Check each line of the listing for the word "Five" and give only the number of lines that have it.

# [Data records]
··········

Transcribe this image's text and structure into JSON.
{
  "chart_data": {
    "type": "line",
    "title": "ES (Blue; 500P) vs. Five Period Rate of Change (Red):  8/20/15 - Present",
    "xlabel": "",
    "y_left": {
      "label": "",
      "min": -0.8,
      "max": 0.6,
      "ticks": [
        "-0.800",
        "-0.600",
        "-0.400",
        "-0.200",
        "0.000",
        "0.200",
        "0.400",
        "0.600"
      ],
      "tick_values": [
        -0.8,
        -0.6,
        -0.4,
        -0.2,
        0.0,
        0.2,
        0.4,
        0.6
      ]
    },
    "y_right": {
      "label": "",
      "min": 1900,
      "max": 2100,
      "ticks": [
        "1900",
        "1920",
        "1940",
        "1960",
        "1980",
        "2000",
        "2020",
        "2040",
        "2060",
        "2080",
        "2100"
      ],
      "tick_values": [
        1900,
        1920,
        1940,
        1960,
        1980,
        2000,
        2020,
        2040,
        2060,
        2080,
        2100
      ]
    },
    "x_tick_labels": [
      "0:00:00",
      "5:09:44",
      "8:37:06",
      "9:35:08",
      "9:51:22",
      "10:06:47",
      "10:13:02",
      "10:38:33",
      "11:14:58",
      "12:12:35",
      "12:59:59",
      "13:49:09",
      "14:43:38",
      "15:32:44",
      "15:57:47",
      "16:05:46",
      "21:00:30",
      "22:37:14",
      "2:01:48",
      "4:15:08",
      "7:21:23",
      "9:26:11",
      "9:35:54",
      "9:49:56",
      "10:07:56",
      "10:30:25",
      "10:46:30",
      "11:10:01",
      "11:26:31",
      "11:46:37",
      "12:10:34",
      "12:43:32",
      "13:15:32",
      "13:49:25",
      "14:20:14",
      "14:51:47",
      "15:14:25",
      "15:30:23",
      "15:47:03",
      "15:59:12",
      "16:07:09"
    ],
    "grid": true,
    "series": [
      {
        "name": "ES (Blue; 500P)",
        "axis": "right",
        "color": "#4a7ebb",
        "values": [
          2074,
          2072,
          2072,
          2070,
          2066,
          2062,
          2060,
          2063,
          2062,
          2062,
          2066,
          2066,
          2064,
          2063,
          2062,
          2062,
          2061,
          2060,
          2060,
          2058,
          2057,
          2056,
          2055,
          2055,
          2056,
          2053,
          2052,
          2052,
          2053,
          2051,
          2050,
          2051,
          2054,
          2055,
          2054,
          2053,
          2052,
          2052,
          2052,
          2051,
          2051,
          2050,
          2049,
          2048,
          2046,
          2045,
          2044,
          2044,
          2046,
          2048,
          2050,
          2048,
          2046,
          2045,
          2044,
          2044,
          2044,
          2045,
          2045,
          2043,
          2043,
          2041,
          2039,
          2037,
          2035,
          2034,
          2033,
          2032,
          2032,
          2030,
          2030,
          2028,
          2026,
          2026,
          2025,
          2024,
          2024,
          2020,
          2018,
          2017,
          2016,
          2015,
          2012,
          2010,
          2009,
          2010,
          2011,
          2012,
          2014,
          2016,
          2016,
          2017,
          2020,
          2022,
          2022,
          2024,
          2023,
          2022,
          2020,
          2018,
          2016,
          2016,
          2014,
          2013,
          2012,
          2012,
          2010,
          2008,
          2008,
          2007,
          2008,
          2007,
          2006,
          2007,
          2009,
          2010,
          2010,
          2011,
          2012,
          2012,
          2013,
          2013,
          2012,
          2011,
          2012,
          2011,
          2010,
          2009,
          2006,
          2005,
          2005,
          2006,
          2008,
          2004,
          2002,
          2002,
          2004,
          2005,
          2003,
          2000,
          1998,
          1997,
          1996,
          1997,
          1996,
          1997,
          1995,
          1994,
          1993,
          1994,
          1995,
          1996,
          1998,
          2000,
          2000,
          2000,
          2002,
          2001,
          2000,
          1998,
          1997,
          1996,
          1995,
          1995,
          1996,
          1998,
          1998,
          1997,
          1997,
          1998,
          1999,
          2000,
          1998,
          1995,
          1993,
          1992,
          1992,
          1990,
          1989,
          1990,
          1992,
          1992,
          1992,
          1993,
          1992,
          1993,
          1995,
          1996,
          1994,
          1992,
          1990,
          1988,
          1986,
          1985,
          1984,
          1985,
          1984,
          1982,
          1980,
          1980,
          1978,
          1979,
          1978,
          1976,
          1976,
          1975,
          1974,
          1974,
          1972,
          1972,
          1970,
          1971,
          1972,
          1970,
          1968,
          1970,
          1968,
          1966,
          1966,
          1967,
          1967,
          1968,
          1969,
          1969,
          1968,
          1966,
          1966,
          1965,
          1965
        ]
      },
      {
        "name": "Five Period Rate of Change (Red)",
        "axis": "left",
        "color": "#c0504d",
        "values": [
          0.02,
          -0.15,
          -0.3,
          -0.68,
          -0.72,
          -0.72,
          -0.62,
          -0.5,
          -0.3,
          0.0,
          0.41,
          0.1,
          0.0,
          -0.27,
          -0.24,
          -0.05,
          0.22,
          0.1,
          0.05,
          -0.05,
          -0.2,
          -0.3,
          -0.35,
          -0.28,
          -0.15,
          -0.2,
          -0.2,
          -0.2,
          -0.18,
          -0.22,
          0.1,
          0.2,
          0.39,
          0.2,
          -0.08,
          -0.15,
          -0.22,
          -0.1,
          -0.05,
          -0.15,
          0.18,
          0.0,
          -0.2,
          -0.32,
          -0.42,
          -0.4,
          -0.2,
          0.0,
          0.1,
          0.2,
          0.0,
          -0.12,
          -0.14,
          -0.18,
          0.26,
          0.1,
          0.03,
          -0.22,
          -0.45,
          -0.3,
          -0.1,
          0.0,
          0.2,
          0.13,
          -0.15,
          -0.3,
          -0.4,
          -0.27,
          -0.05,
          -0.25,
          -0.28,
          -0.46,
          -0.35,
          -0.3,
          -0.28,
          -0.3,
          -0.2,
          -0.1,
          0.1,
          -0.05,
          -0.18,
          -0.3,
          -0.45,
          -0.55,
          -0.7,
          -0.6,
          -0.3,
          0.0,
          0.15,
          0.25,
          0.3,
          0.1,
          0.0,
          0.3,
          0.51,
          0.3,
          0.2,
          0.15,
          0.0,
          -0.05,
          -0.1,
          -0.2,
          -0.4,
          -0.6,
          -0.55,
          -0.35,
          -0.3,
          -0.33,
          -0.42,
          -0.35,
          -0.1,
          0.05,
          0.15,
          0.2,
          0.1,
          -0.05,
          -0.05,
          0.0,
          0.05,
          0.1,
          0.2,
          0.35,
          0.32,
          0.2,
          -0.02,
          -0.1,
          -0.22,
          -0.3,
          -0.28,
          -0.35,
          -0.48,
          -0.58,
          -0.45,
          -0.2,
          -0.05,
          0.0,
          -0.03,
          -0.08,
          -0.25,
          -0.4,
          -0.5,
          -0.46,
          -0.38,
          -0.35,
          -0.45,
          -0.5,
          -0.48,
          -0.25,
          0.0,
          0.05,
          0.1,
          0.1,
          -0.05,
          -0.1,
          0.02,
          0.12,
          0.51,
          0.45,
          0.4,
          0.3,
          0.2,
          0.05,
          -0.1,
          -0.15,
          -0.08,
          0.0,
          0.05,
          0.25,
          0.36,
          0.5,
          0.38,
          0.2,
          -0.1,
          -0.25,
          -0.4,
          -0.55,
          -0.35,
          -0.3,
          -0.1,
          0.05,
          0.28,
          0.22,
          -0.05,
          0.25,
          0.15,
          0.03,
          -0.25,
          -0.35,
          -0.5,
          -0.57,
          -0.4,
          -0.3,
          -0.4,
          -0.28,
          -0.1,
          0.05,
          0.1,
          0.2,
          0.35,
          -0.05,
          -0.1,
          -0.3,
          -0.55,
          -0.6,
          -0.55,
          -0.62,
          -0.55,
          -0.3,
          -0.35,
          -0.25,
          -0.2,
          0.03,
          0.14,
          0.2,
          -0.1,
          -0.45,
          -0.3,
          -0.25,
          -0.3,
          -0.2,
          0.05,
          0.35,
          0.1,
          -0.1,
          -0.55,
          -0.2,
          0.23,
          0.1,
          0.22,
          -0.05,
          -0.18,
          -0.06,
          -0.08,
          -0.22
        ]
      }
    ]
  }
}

··········

# [Finished task]
2